> Exercise instructions:
Provide the count of lines that hold "this" and no other output.
▽
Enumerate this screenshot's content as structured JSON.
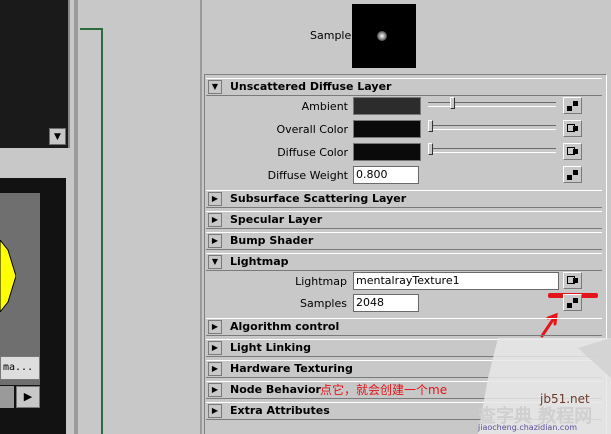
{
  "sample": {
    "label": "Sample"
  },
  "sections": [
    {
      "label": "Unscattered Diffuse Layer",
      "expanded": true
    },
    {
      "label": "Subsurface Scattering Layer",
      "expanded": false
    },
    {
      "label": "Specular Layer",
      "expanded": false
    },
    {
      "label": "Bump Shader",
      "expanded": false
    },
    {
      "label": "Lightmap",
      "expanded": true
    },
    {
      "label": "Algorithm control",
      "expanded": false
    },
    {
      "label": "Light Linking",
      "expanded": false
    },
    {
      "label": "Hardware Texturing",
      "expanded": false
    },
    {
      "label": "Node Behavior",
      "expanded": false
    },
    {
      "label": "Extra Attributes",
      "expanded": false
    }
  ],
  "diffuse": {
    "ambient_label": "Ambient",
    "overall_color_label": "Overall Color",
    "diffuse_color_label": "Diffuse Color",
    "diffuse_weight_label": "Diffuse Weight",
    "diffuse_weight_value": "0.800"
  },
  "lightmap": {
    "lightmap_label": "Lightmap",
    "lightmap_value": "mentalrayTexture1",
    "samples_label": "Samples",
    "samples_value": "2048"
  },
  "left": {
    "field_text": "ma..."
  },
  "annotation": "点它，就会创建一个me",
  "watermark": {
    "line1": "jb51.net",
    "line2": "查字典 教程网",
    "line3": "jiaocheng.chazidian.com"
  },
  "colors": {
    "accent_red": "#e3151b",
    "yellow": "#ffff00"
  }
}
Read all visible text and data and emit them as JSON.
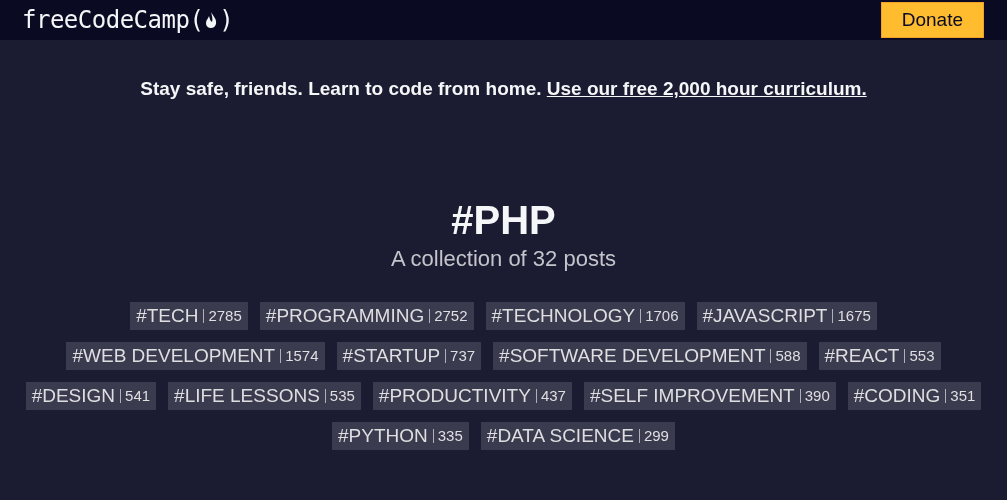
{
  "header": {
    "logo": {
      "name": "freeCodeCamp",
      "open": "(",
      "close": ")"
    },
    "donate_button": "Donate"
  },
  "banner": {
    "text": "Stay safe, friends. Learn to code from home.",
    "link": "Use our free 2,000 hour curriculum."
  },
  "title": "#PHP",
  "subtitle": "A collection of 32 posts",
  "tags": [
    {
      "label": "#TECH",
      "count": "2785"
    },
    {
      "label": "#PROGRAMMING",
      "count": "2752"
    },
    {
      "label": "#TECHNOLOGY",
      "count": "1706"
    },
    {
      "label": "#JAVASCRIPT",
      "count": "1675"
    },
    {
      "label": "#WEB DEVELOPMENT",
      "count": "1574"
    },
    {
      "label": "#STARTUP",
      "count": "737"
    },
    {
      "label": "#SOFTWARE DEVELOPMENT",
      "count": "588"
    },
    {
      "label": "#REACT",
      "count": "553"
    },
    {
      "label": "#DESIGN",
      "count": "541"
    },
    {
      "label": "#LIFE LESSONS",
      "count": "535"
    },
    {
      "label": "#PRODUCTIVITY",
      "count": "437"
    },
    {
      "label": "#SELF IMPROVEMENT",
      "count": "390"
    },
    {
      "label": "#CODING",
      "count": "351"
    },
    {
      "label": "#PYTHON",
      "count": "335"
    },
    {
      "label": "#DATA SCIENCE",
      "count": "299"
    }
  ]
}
△
▽
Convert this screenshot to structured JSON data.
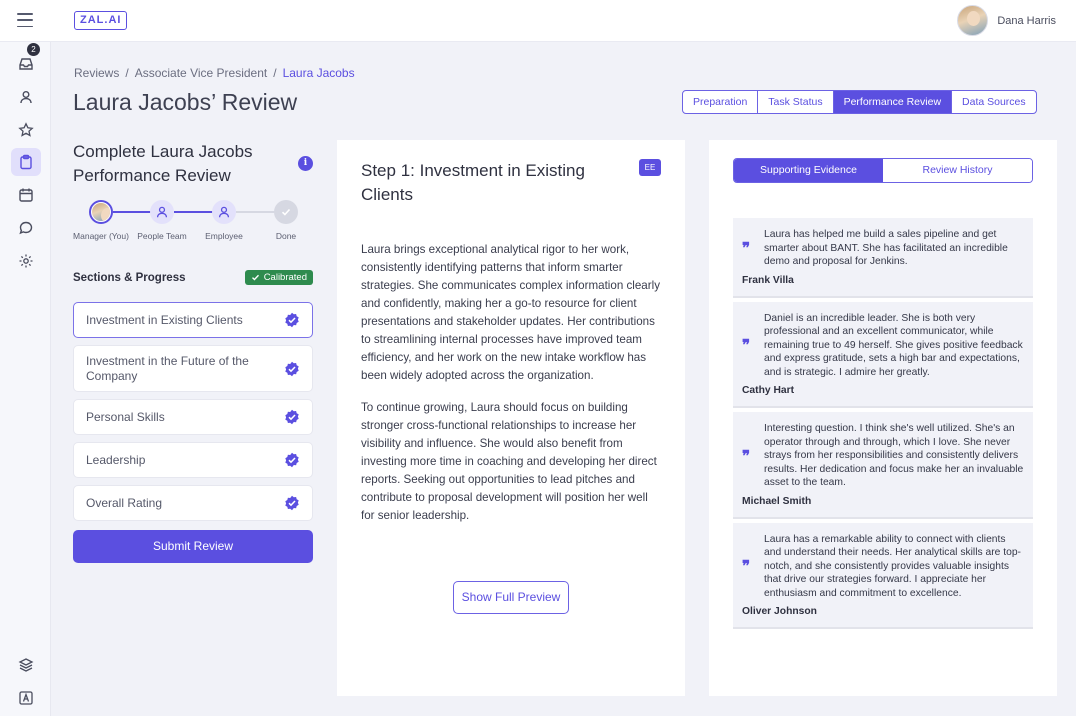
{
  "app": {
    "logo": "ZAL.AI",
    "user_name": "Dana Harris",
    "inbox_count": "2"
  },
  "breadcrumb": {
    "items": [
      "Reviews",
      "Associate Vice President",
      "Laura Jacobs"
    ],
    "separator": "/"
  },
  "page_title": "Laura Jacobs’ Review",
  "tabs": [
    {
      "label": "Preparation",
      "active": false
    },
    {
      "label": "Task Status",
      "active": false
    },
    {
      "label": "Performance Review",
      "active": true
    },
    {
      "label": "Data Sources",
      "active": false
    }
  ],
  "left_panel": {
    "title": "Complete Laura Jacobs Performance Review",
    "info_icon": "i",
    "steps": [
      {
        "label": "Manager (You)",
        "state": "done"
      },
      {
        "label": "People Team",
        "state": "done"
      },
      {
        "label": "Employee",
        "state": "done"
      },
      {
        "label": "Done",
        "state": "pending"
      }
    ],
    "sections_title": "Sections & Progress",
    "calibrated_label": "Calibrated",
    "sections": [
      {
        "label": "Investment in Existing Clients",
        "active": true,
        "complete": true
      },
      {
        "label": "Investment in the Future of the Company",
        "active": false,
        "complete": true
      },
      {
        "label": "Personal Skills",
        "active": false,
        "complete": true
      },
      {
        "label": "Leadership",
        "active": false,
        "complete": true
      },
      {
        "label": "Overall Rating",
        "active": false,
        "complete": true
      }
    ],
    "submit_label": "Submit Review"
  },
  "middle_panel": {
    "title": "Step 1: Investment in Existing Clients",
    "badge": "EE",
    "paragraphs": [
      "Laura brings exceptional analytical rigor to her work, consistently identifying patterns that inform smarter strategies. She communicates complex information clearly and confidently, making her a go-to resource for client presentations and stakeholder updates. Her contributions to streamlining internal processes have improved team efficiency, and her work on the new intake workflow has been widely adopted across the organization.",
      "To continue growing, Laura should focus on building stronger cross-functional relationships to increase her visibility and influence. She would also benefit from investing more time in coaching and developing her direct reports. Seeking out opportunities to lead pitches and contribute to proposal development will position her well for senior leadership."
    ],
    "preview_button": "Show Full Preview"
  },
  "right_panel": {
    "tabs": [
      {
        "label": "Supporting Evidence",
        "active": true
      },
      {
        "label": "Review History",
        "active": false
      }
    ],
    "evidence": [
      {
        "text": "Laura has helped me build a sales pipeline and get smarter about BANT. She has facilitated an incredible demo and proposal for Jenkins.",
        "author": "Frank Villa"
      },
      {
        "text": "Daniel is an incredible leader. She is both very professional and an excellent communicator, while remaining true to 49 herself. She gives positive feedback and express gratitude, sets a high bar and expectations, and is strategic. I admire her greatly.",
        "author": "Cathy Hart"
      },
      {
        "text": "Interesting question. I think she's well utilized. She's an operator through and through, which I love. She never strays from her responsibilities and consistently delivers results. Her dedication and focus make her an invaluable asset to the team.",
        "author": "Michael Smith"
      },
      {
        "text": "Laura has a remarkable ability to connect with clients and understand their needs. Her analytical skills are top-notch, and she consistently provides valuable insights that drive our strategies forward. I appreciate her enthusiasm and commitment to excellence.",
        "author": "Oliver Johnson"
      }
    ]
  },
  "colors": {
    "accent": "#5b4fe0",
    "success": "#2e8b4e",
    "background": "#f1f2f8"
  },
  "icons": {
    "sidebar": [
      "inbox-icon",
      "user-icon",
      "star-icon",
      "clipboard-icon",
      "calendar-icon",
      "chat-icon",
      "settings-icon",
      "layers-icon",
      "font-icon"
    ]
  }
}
△
> Task result:
2